◆ Given request:
Every line holding the string "population" should be gathered.

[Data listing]
►

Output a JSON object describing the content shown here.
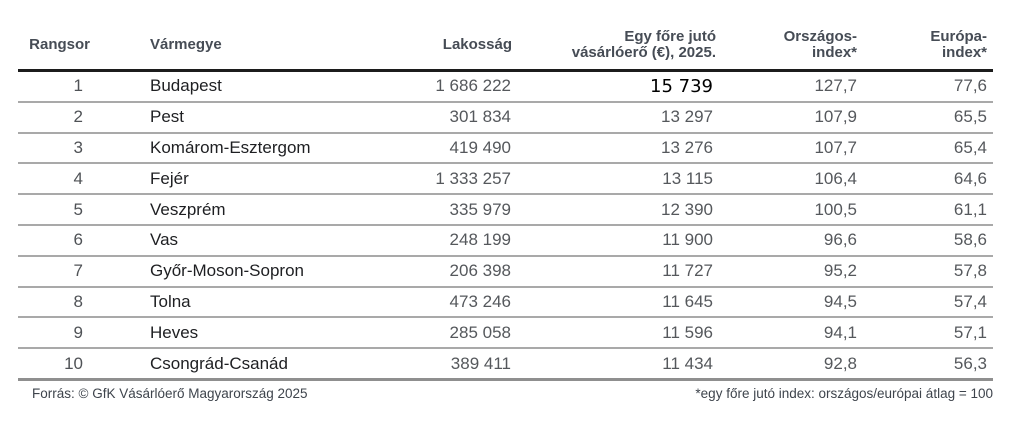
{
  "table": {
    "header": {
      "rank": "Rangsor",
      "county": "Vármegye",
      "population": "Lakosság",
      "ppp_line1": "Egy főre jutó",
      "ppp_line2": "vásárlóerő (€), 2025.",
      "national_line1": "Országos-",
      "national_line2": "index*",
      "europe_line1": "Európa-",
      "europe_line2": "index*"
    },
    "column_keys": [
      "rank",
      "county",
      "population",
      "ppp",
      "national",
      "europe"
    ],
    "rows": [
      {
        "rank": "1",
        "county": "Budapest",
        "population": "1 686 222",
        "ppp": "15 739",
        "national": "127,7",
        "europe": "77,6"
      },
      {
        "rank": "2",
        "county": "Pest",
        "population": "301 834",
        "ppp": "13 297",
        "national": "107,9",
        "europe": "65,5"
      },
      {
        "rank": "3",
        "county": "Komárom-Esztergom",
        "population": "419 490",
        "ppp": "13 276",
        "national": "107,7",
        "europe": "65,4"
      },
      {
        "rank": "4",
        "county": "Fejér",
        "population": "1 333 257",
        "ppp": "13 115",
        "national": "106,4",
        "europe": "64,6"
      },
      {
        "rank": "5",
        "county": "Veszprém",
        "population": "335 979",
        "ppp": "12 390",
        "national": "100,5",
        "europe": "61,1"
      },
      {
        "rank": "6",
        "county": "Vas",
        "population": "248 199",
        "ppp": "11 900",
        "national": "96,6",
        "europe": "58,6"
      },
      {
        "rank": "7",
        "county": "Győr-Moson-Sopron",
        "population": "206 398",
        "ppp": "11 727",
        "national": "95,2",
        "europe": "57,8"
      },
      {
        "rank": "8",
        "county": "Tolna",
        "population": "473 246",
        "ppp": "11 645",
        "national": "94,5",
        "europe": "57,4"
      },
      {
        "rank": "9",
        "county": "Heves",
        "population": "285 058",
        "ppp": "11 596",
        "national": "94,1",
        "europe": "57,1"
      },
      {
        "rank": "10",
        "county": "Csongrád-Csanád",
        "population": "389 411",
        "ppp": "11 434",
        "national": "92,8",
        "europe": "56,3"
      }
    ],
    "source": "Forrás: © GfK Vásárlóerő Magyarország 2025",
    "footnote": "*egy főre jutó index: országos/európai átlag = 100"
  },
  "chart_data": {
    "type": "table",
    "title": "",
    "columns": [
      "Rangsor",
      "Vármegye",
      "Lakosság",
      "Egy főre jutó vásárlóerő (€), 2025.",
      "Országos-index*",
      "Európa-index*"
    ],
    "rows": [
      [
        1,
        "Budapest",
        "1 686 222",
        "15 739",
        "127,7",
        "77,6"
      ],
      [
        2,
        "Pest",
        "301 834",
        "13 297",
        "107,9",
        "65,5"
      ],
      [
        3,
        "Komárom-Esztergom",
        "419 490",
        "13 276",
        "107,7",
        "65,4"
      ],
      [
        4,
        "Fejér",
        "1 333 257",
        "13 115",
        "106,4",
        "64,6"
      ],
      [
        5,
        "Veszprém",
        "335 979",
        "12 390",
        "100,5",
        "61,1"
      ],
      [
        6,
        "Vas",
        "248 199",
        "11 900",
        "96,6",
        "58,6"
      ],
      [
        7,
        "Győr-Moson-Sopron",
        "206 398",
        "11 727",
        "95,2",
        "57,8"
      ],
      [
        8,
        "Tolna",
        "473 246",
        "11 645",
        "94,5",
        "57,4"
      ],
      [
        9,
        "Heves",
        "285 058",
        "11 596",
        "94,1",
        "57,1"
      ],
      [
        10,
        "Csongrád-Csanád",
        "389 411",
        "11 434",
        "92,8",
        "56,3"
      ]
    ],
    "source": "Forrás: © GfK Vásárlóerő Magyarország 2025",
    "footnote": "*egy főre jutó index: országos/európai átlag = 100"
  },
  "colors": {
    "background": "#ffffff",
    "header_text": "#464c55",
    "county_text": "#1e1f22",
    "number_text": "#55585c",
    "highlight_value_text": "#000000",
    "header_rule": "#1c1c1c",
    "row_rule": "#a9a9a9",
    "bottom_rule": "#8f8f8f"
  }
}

◄

◆ Final answer:
      "population": "Lakosság",
      "population",
        "population": "1 686 222",
        "population": "301 834",
        "population": "419 490",
        "population": "1 333 257",
        "population": "335 979",
        "population": "248 199",
        "population": "206 398",
        "population": "473 246",
        "population": "285 058",
        "population": "389 411",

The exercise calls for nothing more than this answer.